Give every entry again, unchanged, and leave its images out.
***
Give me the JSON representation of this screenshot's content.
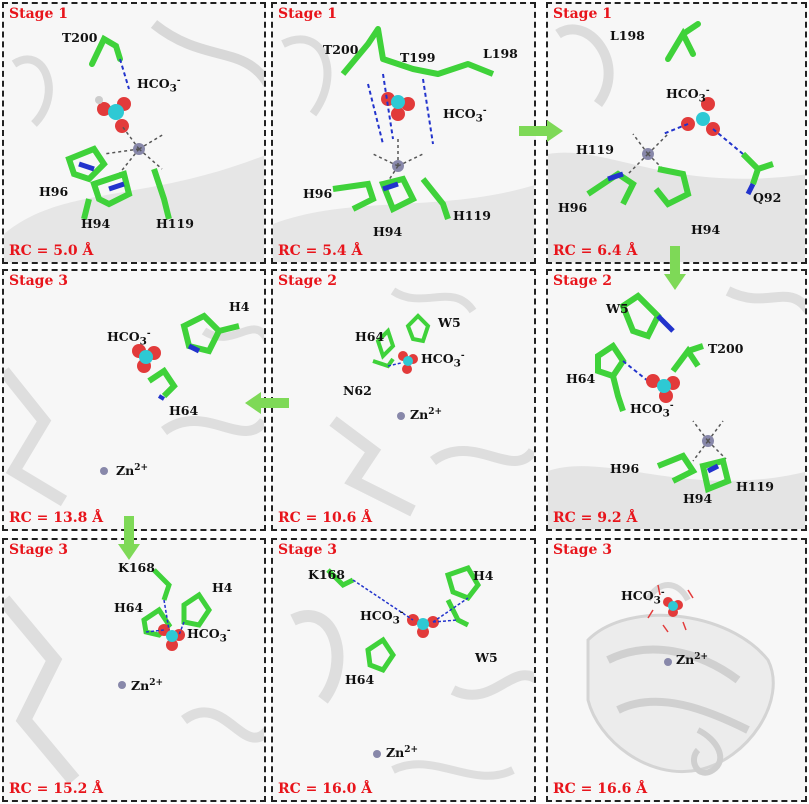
{
  "colors": {
    "label_red": "#e8141b",
    "carbon_green": "#3fd23a",
    "hco3_cyan": "#2ec9d4",
    "oxygen_red": "#e23b3b",
    "nitrogen_blue": "#2233cc",
    "arrow_green": "#7ed957"
  },
  "panels": [
    {
      "stage": "Stage 1",
      "rc": "RC = 5.0 Å",
      "labels": {
        "t200": "T200",
        "hco3": "HCO",
        "hco3sub": "3",
        "hco3sup": "-",
        "h96": "H96",
        "h94": "H94",
        "h119": "H119"
      }
    },
    {
      "stage": "Stage 1",
      "rc": "RC = 5.4 Å",
      "labels": {
        "t200": "T200",
        "t199": "T199",
        "l198": "L198",
        "hco3": "HCO",
        "hco3sub": "3",
        "hco3sup": "-",
        "h96": "H96",
        "h94": "H94",
        "h119": "H119"
      }
    },
    {
      "stage": "Stage 1",
      "rc": "RC = 6.4 Å",
      "labels": {
        "l198": "L198",
        "hco3": "HCO",
        "hco3sub": "3",
        "hco3sup": "-",
        "h119": "H119",
        "h96": "H96",
        "h94": "H94",
        "q92": "Q92"
      }
    },
    {
      "stage": "Stage 3",
      "rc": "RC = 13.8 Å",
      "labels": {
        "hco3": "HCO",
        "hco3sub": "3",
        "hco3sup": "-",
        "h4": "H4",
        "h64": "H64",
        "zn": "Zn",
        "znsup": "2+"
      }
    },
    {
      "stage": "Stage 2",
      "rc": "RC = 10.6 Å",
      "labels": {
        "w5": "W5",
        "h64": "H64",
        "hco3": "HCO",
        "hco3sub": "3",
        "hco3sup": "-",
        "n62": "N62",
        "zn": "Zn",
        "znsup": "2+"
      }
    },
    {
      "stage": "Stage 2",
      "rc": "RC = 9.2 Å",
      "labels": {
        "w5": "W5",
        "t200": "T200",
        "h64": "H64",
        "hco3": "HCO",
        "hco3sub": "3",
        "hco3sup": "-",
        "h96": "H96",
        "h94": "H94",
        "h119": "H119"
      }
    },
    {
      "stage": "Stage 3",
      "rc": "RC = 15.2 Å",
      "labels": {
        "k168": "K168",
        "h4": "H4",
        "h64": "H64",
        "hco3": "HCO",
        "hco3sub": "3",
        "hco3sup": "-",
        "zn": "Zn",
        "znsup": "2+"
      }
    },
    {
      "stage": "Stage 3",
      "rc": "RC = 16.0 Å",
      "labels": {
        "k168": "K168",
        "h4": "H4",
        "hco3": "HCO",
        "hco3sub": "3",
        "hco3sup": "-",
        "w5": "W5",
        "h64": "H64",
        "zn": "Zn",
        "znsup": "2+"
      }
    },
    {
      "stage": "Stage 3",
      "rc": "RC = 16.6 Å",
      "labels": {
        "hco3": "HCO",
        "hco3sub": "3",
        "hco3sup": "-",
        "zn": "Zn",
        "znsup": "2+"
      }
    }
  ]
}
***
## CORRECT ANSWER
Give me the JSON representation of this screenshot's content.
{
  "colors": {
    "label_red": "#e8141b",
    "carbon_green": "#3fd23a",
    "hco3_cyan": "#2ec9d4",
    "oxygen_red": "#e23b3b",
    "nitrogen_blue": "#2233cc",
    "arrow_green": "#7ed957"
  },
  "panels": [
    {
      "stage": "Stage 1",
      "rc": "RC = 5.0 Å",
      "labels": {
        "t200": "T200",
        "hco3": "HCO",
        "hco3sub": "3",
        "hco3sup": "-",
        "h96": "H96",
        "h94": "H94",
        "h119": "H119"
      }
    },
    {
      "stage": "Stage 1",
      "rc": "RC = 5.4 Å",
      "labels": {
        "t200": "T200",
        "t199": "T199",
        "l198": "L198",
        "hco3": "HCO",
        "hco3sub": "3",
        "hco3sup": "-",
        "h96": "H96",
        "h94": "H94",
        "h119": "H119"
      }
    },
    {
      "stage": "Stage 1",
      "rc": "RC = 6.4 Å",
      "labels": {
        "l198": "L198",
        "hco3": "HCO",
        "hco3sub": "3",
        "hco3sup": "-",
        "h119": "H119",
        "h96": "H96",
        "h94": "H94",
        "q92": "Q92"
      }
    },
    {
      "stage": "Stage 3",
      "rc": "RC = 13.8 Å",
      "labels": {
        "hco3": "HCO",
        "hco3sub": "3",
        "hco3sup": "-",
        "h4": "H4",
        "h64": "H64",
        "zn": "Zn",
        "znsup": "2+"
      }
    },
    {
      "stage": "Stage 2",
      "rc": "RC = 10.6 Å",
      "labels": {
        "w5": "W5",
        "h64": "H64",
        "hco3": "HCO",
        "hco3sub": "3",
        "hco3sup": "-",
        "n62": "N62",
        "zn": "Zn",
        "znsup": "2+"
      }
    },
    {
      "stage": "Stage 2",
      "rc": "RC = 9.2 Å",
      "labels": {
        "w5": "W5",
        "t200": "T200",
        "h64": "H64",
        "hco3": "HCO",
        "hco3sub": "3",
        "hco3sup": "-",
        "h96": "H96",
        "h94": "H94",
        "h119": "H119"
      }
    },
    {
      "stage": "Stage 3",
      "rc": "RC = 15.2 Å",
      "labels": {
        "k168": "K168",
        "h4": "H4",
        "h64": "H64",
        "hco3": "HCO",
        "hco3sub": "3",
        "hco3sup": "-",
        "zn": "Zn",
        "znsup": "2+"
      }
    },
    {
      "stage": "Stage 3",
      "rc": "RC = 16.0 Å",
      "labels": {
        "k168": "K168",
        "h4": "H4",
        "hco3": "HCO",
        "hco3sub": "3",
        "hco3sup": "-",
        "w5": "W5",
        "h64": "H64",
        "zn": "Zn",
        "znsup": "2+"
      }
    },
    {
      "stage": "Stage 3",
      "rc": "RC = 16.6 Å",
      "labels": {
        "hco3": "HCO",
        "hco3sub": "3",
        "hco3sup": "-",
        "zn": "Zn",
        "znsup": "2+"
      }
    }
  ]
}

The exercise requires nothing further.